— GIVEN ENTRIES —
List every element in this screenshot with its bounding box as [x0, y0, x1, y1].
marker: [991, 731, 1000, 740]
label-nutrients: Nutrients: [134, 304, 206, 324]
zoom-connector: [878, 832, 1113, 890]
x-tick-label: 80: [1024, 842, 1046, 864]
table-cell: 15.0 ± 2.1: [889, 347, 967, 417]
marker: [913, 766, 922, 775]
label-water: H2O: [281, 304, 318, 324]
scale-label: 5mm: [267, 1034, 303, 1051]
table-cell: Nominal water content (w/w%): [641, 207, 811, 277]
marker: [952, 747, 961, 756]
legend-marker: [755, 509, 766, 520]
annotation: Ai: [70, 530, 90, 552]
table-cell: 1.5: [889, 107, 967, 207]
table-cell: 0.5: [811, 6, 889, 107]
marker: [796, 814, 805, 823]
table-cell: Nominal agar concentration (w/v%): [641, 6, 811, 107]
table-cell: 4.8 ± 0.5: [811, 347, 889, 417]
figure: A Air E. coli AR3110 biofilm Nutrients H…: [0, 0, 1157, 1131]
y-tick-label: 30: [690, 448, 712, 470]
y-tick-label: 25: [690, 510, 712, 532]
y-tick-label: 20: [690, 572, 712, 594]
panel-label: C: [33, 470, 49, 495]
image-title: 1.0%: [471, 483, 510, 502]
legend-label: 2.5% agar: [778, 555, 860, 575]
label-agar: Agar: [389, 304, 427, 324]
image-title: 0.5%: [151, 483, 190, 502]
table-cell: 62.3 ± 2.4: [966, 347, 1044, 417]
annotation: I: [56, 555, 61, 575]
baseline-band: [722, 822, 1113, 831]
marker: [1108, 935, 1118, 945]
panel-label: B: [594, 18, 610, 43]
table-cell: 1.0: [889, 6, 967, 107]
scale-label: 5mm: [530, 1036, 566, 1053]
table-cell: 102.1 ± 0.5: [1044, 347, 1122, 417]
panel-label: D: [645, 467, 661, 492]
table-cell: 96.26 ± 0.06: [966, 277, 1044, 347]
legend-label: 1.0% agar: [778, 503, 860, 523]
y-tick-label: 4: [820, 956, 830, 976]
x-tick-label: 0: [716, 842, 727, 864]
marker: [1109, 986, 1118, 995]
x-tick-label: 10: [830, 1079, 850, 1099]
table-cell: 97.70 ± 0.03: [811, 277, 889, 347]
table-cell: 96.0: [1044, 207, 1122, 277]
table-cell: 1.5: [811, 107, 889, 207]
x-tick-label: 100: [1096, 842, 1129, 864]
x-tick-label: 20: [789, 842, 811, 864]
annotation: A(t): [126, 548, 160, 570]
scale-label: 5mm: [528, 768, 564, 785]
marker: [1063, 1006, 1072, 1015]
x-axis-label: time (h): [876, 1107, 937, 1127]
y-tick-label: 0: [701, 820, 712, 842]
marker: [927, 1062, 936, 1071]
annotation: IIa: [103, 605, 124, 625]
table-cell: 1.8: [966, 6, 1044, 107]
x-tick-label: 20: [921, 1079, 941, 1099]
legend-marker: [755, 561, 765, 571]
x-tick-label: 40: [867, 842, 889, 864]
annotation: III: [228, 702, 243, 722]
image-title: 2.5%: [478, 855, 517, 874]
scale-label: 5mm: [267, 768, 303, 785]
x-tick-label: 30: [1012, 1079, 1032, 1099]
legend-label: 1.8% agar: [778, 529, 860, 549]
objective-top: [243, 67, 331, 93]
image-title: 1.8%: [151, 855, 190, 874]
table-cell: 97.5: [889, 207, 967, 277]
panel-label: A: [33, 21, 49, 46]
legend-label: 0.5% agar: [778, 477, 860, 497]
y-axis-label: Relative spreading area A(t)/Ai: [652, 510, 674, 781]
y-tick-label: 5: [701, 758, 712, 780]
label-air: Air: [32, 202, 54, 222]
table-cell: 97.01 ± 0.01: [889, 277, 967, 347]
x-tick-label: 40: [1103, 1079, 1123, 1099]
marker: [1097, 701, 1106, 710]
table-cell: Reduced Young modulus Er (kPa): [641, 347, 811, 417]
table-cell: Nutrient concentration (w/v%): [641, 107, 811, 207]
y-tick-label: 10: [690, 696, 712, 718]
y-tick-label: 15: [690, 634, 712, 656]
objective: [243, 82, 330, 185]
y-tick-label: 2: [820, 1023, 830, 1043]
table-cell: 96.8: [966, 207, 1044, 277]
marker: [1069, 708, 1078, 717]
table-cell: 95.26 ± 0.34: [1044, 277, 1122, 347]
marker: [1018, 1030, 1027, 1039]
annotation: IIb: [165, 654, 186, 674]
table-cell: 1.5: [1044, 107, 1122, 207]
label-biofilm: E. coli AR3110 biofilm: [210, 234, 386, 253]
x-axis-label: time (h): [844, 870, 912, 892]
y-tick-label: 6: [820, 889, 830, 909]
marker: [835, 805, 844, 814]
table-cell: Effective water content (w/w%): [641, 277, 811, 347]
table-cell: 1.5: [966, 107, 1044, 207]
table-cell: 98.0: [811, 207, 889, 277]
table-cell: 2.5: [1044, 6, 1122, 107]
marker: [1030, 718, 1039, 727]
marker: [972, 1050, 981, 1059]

— SHORT PROBLEM —
Please return every line of the listing above verbatim, with nothing changed or left out.

— RESPONSE FOR THIS EXERCISE —
List every element in this screenshot with its bounding box as [x0, y0, x1, y1].
marker: [991, 731, 1000, 740]
label-nutrients: Nutrients: [134, 304, 206, 324]
zoom-connector: [878, 832, 1113, 890]
x-tick-label: 80: [1024, 842, 1046, 864]
table-cell: 15.0 ± 2.1: [889, 347, 967, 417]
marker: [913, 766, 922, 775]
label-water: H2O: [281, 304, 318, 324]
scale-label: 5mm: [267, 1034, 303, 1051]
table-cell: Nominal water content (w/w%): [641, 207, 811, 277]
marker: [952, 747, 961, 756]
legend-marker: [755, 509, 766, 520]
annotation: Ai: [70, 530, 90, 552]
table-cell: 1.5: [889, 107, 967, 207]
table-cell: 0.5: [811, 6, 889, 107]
marker: [796, 814, 805, 823]
table-cell: Nominal agar concentration (w/v%): [641, 6, 811, 107]
table-cell: 4.8 ± 0.5: [811, 347, 889, 417]
figure: A Air E. coli AR3110 biofilm Nutrients H…: [0, 0, 1157, 1131]
y-tick-label: 30: [690, 448, 712, 470]
y-tick-label: 25: [690, 510, 712, 532]
y-tick-label: 20: [690, 572, 712, 594]
panel-label: C: [33, 470, 49, 495]
image-title: 1.0%: [471, 483, 510, 502]
legend-label: 2.5% agar: [778, 555, 860, 575]
label-agar: Agar: [389, 304, 427, 324]
image-title: 0.5%: [151, 483, 190, 502]
table-cell: 62.3 ± 2.4: [966, 347, 1044, 417]
annotation: I: [56, 555, 61, 575]
baseline-band: [722, 822, 1113, 831]
marker: [1108, 935, 1118, 945]
panel-label: B: [594, 18, 610, 43]
table-cell: 1.0: [889, 6, 967, 107]
scale-label: 5mm: [530, 1036, 566, 1053]
table-cell: 102.1 ± 0.5: [1044, 347, 1122, 417]
panel-label: D: [645, 467, 661, 492]
table-cell: 96.26 ± 0.06: [966, 277, 1044, 347]
legend-label: 1.0% agar: [778, 503, 860, 523]
y-tick-label: 4: [820, 956, 830, 976]
x-tick-label: 0: [716, 842, 727, 864]
marker: [1109, 986, 1118, 995]
x-tick-label: 10: [830, 1079, 850, 1099]
table-cell: 97.70 ± 0.03: [811, 277, 889, 347]
table-cell: 96.0: [1044, 207, 1122, 277]
table-cell: 1.5: [811, 107, 889, 207]
x-tick-label: 100: [1096, 842, 1129, 864]
x-tick-label: 20: [789, 842, 811, 864]
annotation: A(t): [126, 548, 160, 570]
scale-label: 5mm: [528, 768, 564, 785]
marker: [1063, 1006, 1072, 1015]
x-axis-label: time (h): [876, 1107, 937, 1127]
y-tick-label: 0: [701, 820, 712, 842]
marker: [927, 1062, 936, 1071]
annotation: IIa: [103, 605, 124, 625]
table-cell: 1.8: [966, 6, 1044, 107]
x-tick-label: 20: [921, 1079, 941, 1099]
legend-marker: [755, 561, 765, 571]
x-tick-label: 40: [867, 842, 889, 864]
annotation: III: [228, 702, 243, 722]
image-title: 2.5%: [478, 855, 517, 874]
scale-label: 5mm: [267, 768, 303, 785]
x-tick-label: 30: [1012, 1079, 1032, 1099]
legend-label: 1.8% agar: [778, 529, 860, 549]
objective-top: [243, 67, 331, 93]
image-title: 1.8%: [151, 855, 190, 874]
table-cell: 97.5: [889, 207, 967, 277]
panel-label: A: [33, 21, 49, 46]
legend-label: 0.5% agar: [778, 477, 860, 497]
y-axis-label: Relative spreading area A(t)/Ai: [652, 510, 674, 781]
y-tick-label: 5: [701, 758, 712, 780]
label-air: Air: [32, 202, 54, 222]
table-cell: 97.01 ± 0.01: [889, 277, 967, 347]
x-tick-label: 40: [1103, 1079, 1123, 1099]
marker: [1097, 701, 1106, 710]
table-cell: Reduced Young modulus Er (kPa): [641, 347, 811, 417]
table-cell: Nutrient concentration (w/v%): [641, 107, 811, 207]
y-tick-label: 10: [690, 696, 712, 718]
y-tick-label: 15: [690, 634, 712, 656]
objective: [243, 82, 330, 185]
y-tick-label: 2: [820, 1023, 830, 1043]
table-cell: 96.8: [966, 207, 1044, 277]
marker: [1069, 708, 1078, 717]
table-cell: 95.26 ± 0.34: [1044, 277, 1122, 347]
marker: [1018, 1030, 1027, 1039]
annotation: IIb: [165, 654, 186, 674]
table-cell: 1.5: [1044, 107, 1122, 207]
label-biofilm: E. coli AR3110 biofilm: [210, 234, 386, 253]
x-axis-label: time (h): [844, 870, 912, 892]
y-tick-label: 6: [820, 889, 830, 909]
marker: [835, 805, 844, 814]
table-cell: Effective water content (w/w%): [641, 277, 811, 347]
table-cell: 1.5: [966, 107, 1044, 207]
table-cell: 98.0: [811, 207, 889, 277]
table-cell: 2.5: [1044, 6, 1122, 107]
marker: [1030, 718, 1039, 727]
marker: [972, 1050, 981, 1059]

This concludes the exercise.